Transcribe every entry word for word, leaving out all images.

§ DATASET EXTRACT:
● ● ● ●
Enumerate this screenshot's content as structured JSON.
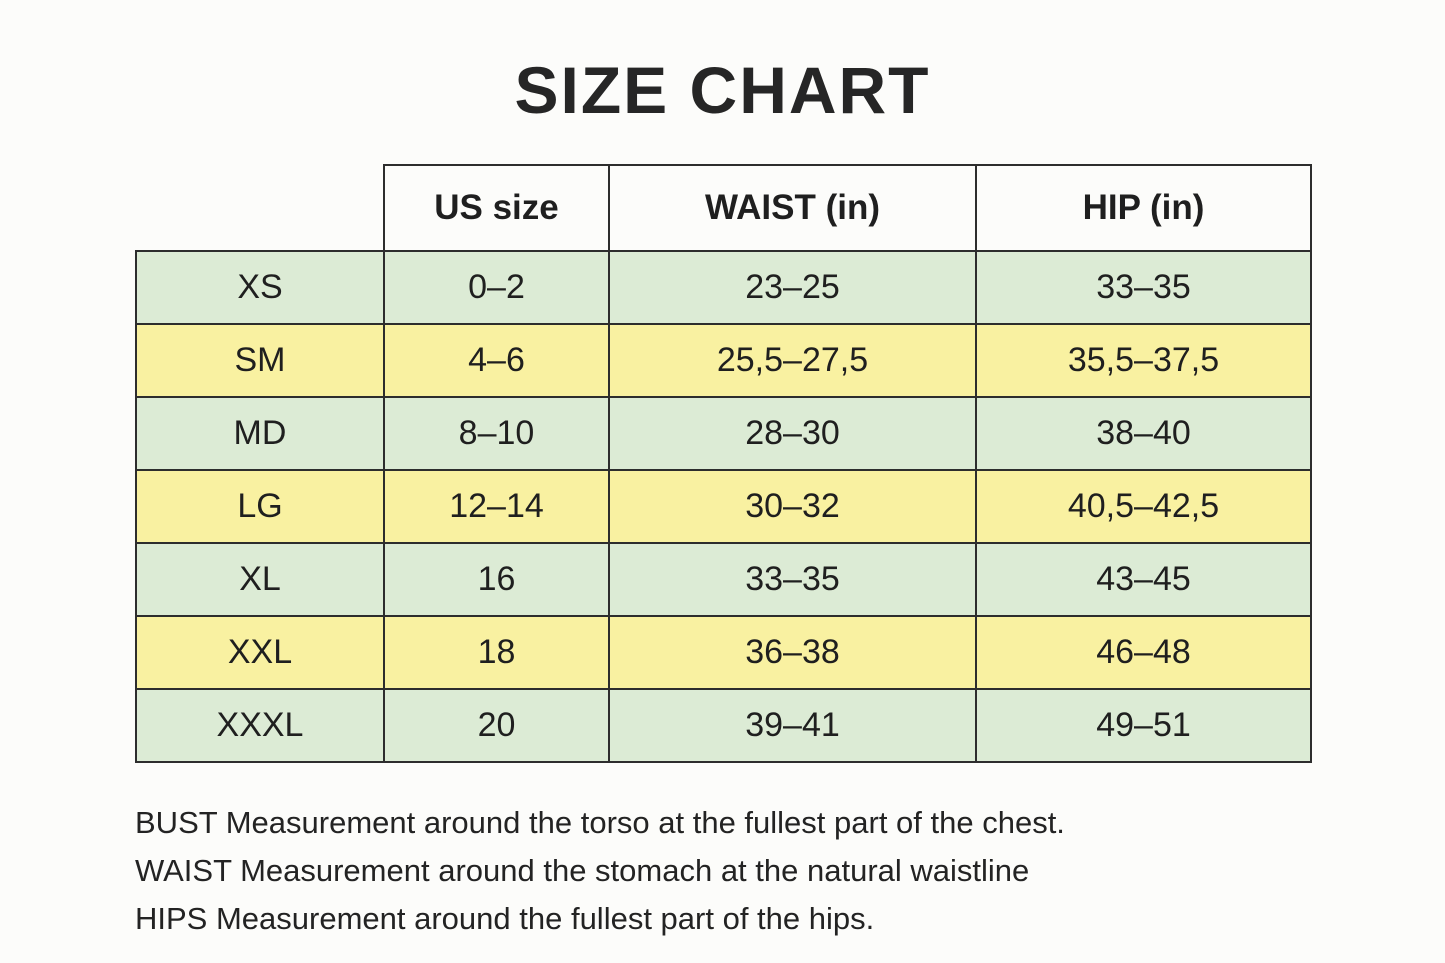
{
  "page": {
    "title": "SIZE CHART",
    "background": "#fcfcfa"
  },
  "table": {
    "headers": [
      {
        "label": "US size"
      },
      {
        "label": "WAIST (in)"
      },
      {
        "label": "HIP (in)"
      }
    ],
    "rows": [
      {
        "size": "XS",
        "us_size": "0–2",
        "waist": "23–25",
        "hip": "33–35",
        "highlight": "green"
      },
      {
        "size": "SM",
        "us_size": "4–6",
        "waist": "25,5–27,5",
        "hip": "35,5–37,5",
        "highlight": "yellow"
      },
      {
        "size": "MD",
        "us_size": "8–10",
        "waist": "28–30",
        "hip": "38–40",
        "highlight": "green"
      },
      {
        "size": "LG",
        "us_size": "12–14",
        "waist": "30–32",
        "hip": "40,5–42,5",
        "highlight": "yellow"
      },
      {
        "size": "XL",
        "us_size": "16",
        "waist": "33–35",
        "hip": "43–45",
        "highlight": "green"
      },
      {
        "size": "XXL",
        "us_size": "18",
        "waist": "36–38",
        "hip": "46–48",
        "highlight": "yellow"
      },
      {
        "size": "XXXL",
        "us_size": "20",
        "waist": "39–41",
        "hip": "49–51",
        "highlight": "green"
      }
    ],
    "colors": {
      "green": "#dcebd5",
      "yellow": "#f9f1a1",
      "border": "#2d2d2d",
      "text": "#1f1f1f"
    }
  },
  "footer": {
    "lines": [
      "BUST Measurement around the torso at the fullest part of the chest.",
      "WAIST Measurement around the stomach at the natural waistline",
      "HIPS Measurement around the fullest part of the hips."
    ]
  }
}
● ● ● ●
§ REPLY TO THE TASK:
Enumerate this screenshot's content as structured JSON.
{
  "page": {
    "title": "SIZE CHART",
    "background": "#fcfcfa"
  },
  "table": {
    "headers": [
      {
        "label": "US size"
      },
      {
        "label": "WAIST (in)"
      },
      {
        "label": "HIP (in)"
      }
    ],
    "rows": [
      {
        "size": "XS",
        "us_size": "0–2",
        "waist": "23–25",
        "hip": "33–35",
        "highlight": "green"
      },
      {
        "size": "SM",
        "us_size": "4–6",
        "waist": "25,5–27,5",
        "hip": "35,5–37,5",
        "highlight": "yellow"
      },
      {
        "size": "MD",
        "us_size": "8–10",
        "waist": "28–30",
        "hip": "38–40",
        "highlight": "green"
      },
      {
        "size": "LG",
        "us_size": "12–14",
        "waist": "30–32",
        "hip": "40,5–42,5",
        "highlight": "yellow"
      },
      {
        "size": "XL",
        "us_size": "16",
        "waist": "33–35",
        "hip": "43–45",
        "highlight": "green"
      },
      {
        "size": "XXL",
        "us_size": "18",
        "waist": "36–38",
        "hip": "46–48",
        "highlight": "yellow"
      },
      {
        "size": "XXXL",
        "us_size": "20",
        "waist": "39–41",
        "hip": "49–51",
        "highlight": "green"
      }
    ],
    "colors": {
      "green": "#dcebd5",
      "yellow": "#f9f1a1",
      "border": "#2d2d2d",
      "text": "#1f1f1f"
    }
  },
  "footer": {
    "lines": [
      "BUST Measurement around the torso at the fullest part of the chest.",
      "WAIST Measurement around the stomach at the natural waistline",
      "HIPS Measurement around the fullest part of the hips."
    ]
  }
}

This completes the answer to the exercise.